## What the task asks:
Locate the lines where "Fitness" occurs and copy them as they stand.

## Provided data:
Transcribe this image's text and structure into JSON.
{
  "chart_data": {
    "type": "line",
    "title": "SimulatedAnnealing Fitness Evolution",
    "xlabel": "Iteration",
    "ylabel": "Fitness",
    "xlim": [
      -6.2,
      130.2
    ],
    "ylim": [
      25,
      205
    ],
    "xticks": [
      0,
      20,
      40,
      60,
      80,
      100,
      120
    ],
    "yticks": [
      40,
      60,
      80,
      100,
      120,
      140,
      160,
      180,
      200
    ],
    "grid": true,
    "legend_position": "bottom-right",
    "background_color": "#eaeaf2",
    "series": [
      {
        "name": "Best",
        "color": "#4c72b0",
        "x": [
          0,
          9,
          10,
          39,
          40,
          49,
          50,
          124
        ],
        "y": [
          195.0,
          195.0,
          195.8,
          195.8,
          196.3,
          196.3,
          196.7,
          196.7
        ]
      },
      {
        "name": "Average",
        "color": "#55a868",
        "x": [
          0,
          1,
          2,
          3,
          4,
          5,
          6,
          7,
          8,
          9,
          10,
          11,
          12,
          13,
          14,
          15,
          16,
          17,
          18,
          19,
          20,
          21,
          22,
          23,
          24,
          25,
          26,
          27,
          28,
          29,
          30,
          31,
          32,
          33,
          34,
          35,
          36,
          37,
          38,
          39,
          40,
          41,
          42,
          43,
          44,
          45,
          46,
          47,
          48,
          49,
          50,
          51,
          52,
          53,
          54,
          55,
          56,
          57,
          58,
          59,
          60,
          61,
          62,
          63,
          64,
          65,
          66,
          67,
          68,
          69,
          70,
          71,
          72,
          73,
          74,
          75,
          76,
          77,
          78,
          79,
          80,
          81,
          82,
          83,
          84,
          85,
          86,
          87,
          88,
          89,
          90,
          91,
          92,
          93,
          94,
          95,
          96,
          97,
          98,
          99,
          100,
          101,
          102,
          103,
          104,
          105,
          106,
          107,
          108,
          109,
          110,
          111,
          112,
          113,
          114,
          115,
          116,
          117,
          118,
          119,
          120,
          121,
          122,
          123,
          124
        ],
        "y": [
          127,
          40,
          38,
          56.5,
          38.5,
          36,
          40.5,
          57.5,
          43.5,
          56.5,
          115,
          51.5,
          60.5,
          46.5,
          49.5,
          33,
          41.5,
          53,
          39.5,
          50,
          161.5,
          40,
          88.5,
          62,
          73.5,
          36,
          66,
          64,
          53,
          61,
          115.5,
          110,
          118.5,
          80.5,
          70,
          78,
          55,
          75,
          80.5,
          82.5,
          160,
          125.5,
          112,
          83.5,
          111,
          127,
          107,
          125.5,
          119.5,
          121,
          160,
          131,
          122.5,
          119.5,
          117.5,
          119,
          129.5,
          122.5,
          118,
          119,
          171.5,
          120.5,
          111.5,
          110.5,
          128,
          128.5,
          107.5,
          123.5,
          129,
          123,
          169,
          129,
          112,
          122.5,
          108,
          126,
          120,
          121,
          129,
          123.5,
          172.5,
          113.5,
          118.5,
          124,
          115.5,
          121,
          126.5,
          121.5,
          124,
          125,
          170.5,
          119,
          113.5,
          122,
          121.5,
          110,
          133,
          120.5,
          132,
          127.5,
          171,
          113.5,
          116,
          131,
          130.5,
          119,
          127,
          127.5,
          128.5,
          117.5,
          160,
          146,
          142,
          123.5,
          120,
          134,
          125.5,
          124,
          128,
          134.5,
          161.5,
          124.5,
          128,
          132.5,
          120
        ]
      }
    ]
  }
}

## Task response:
    "title": "SimulatedAnnealing Fitness Evolution",
    "ylabel": "Fitness",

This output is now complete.